#### Written request
Output every entry exactly as given.

#### Given information
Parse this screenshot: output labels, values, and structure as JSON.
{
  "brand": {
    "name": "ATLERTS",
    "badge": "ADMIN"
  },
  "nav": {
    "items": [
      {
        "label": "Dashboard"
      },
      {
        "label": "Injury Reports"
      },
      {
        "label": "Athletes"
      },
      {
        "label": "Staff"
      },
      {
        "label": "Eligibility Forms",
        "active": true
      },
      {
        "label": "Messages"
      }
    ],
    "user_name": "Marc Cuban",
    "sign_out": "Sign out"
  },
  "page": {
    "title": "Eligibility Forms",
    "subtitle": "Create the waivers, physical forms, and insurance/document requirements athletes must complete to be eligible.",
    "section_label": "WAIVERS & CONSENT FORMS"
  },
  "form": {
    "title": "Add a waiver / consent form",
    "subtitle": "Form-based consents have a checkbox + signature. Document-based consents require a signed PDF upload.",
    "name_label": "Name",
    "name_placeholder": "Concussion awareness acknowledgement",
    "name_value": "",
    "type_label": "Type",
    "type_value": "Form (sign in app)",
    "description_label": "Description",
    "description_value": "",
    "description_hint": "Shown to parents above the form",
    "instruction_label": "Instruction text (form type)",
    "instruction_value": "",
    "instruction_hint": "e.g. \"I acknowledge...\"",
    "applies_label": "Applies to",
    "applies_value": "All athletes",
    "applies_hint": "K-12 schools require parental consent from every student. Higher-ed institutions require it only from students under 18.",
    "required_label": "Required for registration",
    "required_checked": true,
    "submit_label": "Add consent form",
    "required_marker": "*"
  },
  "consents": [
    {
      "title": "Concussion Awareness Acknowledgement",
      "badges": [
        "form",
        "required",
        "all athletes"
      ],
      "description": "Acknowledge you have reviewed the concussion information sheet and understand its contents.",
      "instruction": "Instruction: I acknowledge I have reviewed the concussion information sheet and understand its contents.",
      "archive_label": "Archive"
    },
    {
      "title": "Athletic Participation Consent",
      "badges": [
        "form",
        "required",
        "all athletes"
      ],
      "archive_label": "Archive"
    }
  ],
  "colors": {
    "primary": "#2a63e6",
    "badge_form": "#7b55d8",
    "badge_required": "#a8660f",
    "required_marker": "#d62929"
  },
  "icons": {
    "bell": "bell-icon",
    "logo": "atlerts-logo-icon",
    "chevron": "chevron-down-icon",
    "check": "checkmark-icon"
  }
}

#### Exercise result
Parse this screenshot: output labels, values, and structure as JSON.
{
  "brand": {
    "name": "ATLERTS",
    "badge": "ADMIN"
  },
  "nav": {
    "items": [
      {
        "label": "Dashboard"
      },
      {
        "label": "Injury Reports"
      },
      {
        "label": "Athletes"
      },
      {
        "label": "Staff"
      },
      {
        "label": "Eligibility Forms",
        "active": true
      },
      {
        "label": "Messages"
      }
    ],
    "user_name": "Marc Cuban",
    "sign_out": "Sign out"
  },
  "page": {
    "title": "Eligibility Forms",
    "subtitle": "Create the waivers, physical forms, and insurance/document requirements athletes must complete to be eligible.",
    "section_label": "WAIVERS & CONSENT FORMS"
  },
  "form": {
    "title": "Add a waiver / consent form",
    "subtitle": "Form-based consents have a checkbox + signature. Document-based consents require a signed PDF upload.",
    "name_label": "Name",
    "name_placeholder": "Concussion awareness acknowledgement",
    "name_value": "",
    "type_label": "Type",
    "type_value": "Form (sign in app)",
    "description_label": "Description",
    "description_value": "",
    "description_hint": "Shown to parents above the form",
    "instruction_label": "Instruction text (form type)",
    "instruction_value": "",
    "instruction_hint": "e.g. \"I acknowledge...\"",
    "applies_label": "Applies to",
    "applies_value": "All athletes",
    "applies_hint": "K-12 schools require parental consent from every student. Higher-ed institutions require it only from students under 18.",
    "required_label": "Required for registration",
    "required_checked": true,
    "submit_label": "Add consent form",
    "required_marker": "*"
  },
  "consents": [
    {
      "title": "Concussion Awareness Acknowledgement",
      "badges": [
        "form",
        "required",
        "all athletes"
      ],
      "description": "Acknowledge you have reviewed the concussion information sheet and understand its contents.",
      "instruction": "Instruction: I acknowledge I have reviewed the concussion information sheet and understand its contents.",
      "archive_label": "Archive"
    },
    {
      "title": "Athletic Participation Consent",
      "badges": [
        "form",
        "required",
        "all athletes"
      ],
      "archive_label": "Archive"
    }
  ],
  "colors": {
    "primary": "#2a63e6",
    "badge_form": "#7b55d8",
    "badge_required": "#a8660f",
    "required_marker": "#d62929"
  },
  "icons": {
    "bell": "bell-icon",
    "logo": "atlerts-logo-icon",
    "chevron": "chevron-down-icon",
    "check": "checkmark-icon"
  }
}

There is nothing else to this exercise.